The entries below need to be written out exactly, with no pictures included.

Entries from a dataset:
=====

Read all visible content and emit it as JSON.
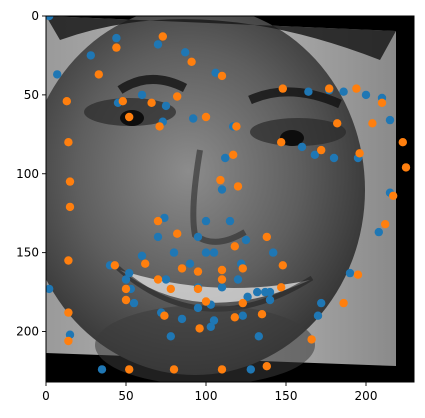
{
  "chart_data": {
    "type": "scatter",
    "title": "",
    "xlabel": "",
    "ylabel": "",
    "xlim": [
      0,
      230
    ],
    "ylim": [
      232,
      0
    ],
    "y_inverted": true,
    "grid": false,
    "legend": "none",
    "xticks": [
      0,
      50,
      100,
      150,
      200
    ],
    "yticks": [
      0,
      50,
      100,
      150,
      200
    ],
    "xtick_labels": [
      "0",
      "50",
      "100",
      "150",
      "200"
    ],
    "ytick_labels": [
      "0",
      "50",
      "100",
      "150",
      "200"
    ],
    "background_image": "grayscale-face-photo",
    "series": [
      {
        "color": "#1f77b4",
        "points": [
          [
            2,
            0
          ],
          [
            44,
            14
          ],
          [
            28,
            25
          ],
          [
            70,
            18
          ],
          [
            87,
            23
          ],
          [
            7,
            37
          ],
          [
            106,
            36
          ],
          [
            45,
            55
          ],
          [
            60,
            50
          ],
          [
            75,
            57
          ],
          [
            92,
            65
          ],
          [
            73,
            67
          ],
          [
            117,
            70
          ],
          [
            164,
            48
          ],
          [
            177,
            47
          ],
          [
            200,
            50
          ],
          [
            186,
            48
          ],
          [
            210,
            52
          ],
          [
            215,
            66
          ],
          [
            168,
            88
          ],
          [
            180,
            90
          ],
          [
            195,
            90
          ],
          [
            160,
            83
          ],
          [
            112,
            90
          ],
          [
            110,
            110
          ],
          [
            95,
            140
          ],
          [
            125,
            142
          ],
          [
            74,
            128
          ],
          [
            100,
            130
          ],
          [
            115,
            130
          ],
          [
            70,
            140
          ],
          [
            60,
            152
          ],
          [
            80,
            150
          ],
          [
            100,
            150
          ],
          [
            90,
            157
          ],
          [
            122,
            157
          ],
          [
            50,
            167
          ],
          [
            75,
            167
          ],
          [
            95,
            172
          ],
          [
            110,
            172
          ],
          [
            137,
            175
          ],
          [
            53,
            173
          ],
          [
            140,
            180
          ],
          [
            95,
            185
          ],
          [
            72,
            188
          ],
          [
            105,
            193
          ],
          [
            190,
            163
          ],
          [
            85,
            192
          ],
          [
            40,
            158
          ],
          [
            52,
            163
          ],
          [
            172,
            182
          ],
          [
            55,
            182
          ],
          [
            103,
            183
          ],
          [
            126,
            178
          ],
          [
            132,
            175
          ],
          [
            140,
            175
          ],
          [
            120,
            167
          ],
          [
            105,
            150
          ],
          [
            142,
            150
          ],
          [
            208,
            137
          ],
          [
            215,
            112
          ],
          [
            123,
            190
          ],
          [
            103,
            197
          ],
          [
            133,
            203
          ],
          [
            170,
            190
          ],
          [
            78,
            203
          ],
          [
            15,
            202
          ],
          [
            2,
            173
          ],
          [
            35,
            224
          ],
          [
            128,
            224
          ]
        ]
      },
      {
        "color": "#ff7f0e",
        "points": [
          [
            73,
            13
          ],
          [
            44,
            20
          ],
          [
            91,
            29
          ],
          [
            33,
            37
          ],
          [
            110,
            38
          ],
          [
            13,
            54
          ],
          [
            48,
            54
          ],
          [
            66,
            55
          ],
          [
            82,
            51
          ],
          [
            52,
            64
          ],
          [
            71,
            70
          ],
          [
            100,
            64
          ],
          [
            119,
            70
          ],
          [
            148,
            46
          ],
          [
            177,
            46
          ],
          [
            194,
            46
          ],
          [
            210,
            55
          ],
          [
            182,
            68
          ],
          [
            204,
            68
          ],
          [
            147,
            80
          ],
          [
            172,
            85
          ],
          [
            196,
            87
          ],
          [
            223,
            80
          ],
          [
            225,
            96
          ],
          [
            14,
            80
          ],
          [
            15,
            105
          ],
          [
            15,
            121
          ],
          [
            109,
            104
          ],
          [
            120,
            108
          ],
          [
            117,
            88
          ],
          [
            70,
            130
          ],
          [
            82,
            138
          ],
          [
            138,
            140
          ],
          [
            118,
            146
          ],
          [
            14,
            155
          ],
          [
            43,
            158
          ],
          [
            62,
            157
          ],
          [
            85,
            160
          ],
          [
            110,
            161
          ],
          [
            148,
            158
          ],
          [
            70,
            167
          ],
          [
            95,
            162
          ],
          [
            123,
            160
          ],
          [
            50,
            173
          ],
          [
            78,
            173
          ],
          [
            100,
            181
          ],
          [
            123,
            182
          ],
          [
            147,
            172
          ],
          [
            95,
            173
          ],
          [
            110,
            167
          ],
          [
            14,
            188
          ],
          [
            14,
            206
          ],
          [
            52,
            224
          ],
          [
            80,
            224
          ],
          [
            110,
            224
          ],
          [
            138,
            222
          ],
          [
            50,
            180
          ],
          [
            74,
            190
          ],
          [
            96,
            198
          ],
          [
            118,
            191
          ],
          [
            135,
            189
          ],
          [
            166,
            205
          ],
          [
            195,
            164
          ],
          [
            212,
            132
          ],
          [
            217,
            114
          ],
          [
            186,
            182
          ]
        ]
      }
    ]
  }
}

=====

• **Answer in full**:
Read all visible content and emit it as JSON.
{
  "chart_data": {
    "type": "scatter",
    "title": "",
    "xlabel": "",
    "ylabel": "",
    "xlim": [
      0,
      230
    ],
    "ylim": [
      232,
      0
    ],
    "y_inverted": true,
    "grid": false,
    "legend": "none",
    "xticks": [
      0,
      50,
      100,
      150,
      200
    ],
    "yticks": [
      0,
      50,
      100,
      150,
      200
    ],
    "xtick_labels": [
      "0",
      "50",
      "100",
      "150",
      "200"
    ],
    "ytick_labels": [
      "0",
      "50",
      "100",
      "150",
      "200"
    ],
    "background_image": "grayscale-face-photo",
    "series": [
      {
        "color": "#1f77b4",
        "points": [
          [
            2,
            0
          ],
          [
            44,
            14
          ],
          [
            28,
            25
          ],
          [
            70,
            18
          ],
          [
            87,
            23
          ],
          [
            7,
            37
          ],
          [
            106,
            36
          ],
          [
            45,
            55
          ],
          [
            60,
            50
          ],
          [
            75,
            57
          ],
          [
            92,
            65
          ],
          [
            73,
            67
          ],
          [
            117,
            70
          ],
          [
            164,
            48
          ],
          [
            177,
            47
          ],
          [
            200,
            50
          ],
          [
            186,
            48
          ],
          [
            210,
            52
          ],
          [
            215,
            66
          ],
          [
            168,
            88
          ],
          [
            180,
            90
          ],
          [
            195,
            90
          ],
          [
            160,
            83
          ],
          [
            112,
            90
          ],
          [
            110,
            110
          ],
          [
            95,
            140
          ],
          [
            125,
            142
          ],
          [
            74,
            128
          ],
          [
            100,
            130
          ],
          [
            115,
            130
          ],
          [
            70,
            140
          ],
          [
            60,
            152
          ],
          [
            80,
            150
          ],
          [
            100,
            150
          ],
          [
            90,
            157
          ],
          [
            122,
            157
          ],
          [
            50,
            167
          ],
          [
            75,
            167
          ],
          [
            95,
            172
          ],
          [
            110,
            172
          ],
          [
            137,
            175
          ],
          [
            53,
            173
          ],
          [
            140,
            180
          ],
          [
            95,
            185
          ],
          [
            72,
            188
          ],
          [
            105,
            193
          ],
          [
            190,
            163
          ],
          [
            85,
            192
          ],
          [
            40,
            158
          ],
          [
            52,
            163
          ],
          [
            172,
            182
          ],
          [
            55,
            182
          ],
          [
            103,
            183
          ],
          [
            126,
            178
          ],
          [
            132,
            175
          ],
          [
            140,
            175
          ],
          [
            120,
            167
          ],
          [
            105,
            150
          ],
          [
            142,
            150
          ],
          [
            208,
            137
          ],
          [
            215,
            112
          ],
          [
            123,
            190
          ],
          [
            103,
            197
          ],
          [
            133,
            203
          ],
          [
            170,
            190
          ],
          [
            78,
            203
          ],
          [
            15,
            202
          ],
          [
            2,
            173
          ],
          [
            35,
            224
          ],
          [
            128,
            224
          ]
        ]
      },
      {
        "color": "#ff7f0e",
        "points": [
          [
            73,
            13
          ],
          [
            44,
            20
          ],
          [
            91,
            29
          ],
          [
            33,
            37
          ],
          [
            110,
            38
          ],
          [
            13,
            54
          ],
          [
            48,
            54
          ],
          [
            66,
            55
          ],
          [
            82,
            51
          ],
          [
            52,
            64
          ],
          [
            71,
            70
          ],
          [
            100,
            64
          ],
          [
            119,
            70
          ],
          [
            148,
            46
          ],
          [
            177,
            46
          ],
          [
            194,
            46
          ],
          [
            210,
            55
          ],
          [
            182,
            68
          ],
          [
            204,
            68
          ],
          [
            147,
            80
          ],
          [
            172,
            85
          ],
          [
            196,
            87
          ],
          [
            223,
            80
          ],
          [
            225,
            96
          ],
          [
            14,
            80
          ],
          [
            15,
            105
          ],
          [
            15,
            121
          ],
          [
            109,
            104
          ],
          [
            120,
            108
          ],
          [
            117,
            88
          ],
          [
            70,
            130
          ],
          [
            82,
            138
          ],
          [
            138,
            140
          ],
          [
            118,
            146
          ],
          [
            14,
            155
          ],
          [
            43,
            158
          ],
          [
            62,
            157
          ],
          [
            85,
            160
          ],
          [
            110,
            161
          ],
          [
            148,
            158
          ],
          [
            70,
            167
          ],
          [
            95,
            162
          ],
          [
            123,
            160
          ],
          [
            50,
            173
          ],
          [
            78,
            173
          ],
          [
            100,
            181
          ],
          [
            123,
            182
          ],
          [
            147,
            172
          ],
          [
            95,
            173
          ],
          [
            110,
            167
          ],
          [
            14,
            188
          ],
          [
            14,
            206
          ],
          [
            52,
            224
          ],
          [
            80,
            224
          ],
          [
            110,
            224
          ],
          [
            138,
            222
          ],
          [
            50,
            180
          ],
          [
            74,
            190
          ],
          [
            96,
            198
          ],
          [
            118,
            191
          ],
          [
            135,
            189
          ],
          [
            166,
            205
          ],
          [
            195,
            164
          ],
          [
            212,
            132
          ],
          [
            217,
            114
          ],
          [
            186,
            182
          ]
        ]
      }
    ]
  }
}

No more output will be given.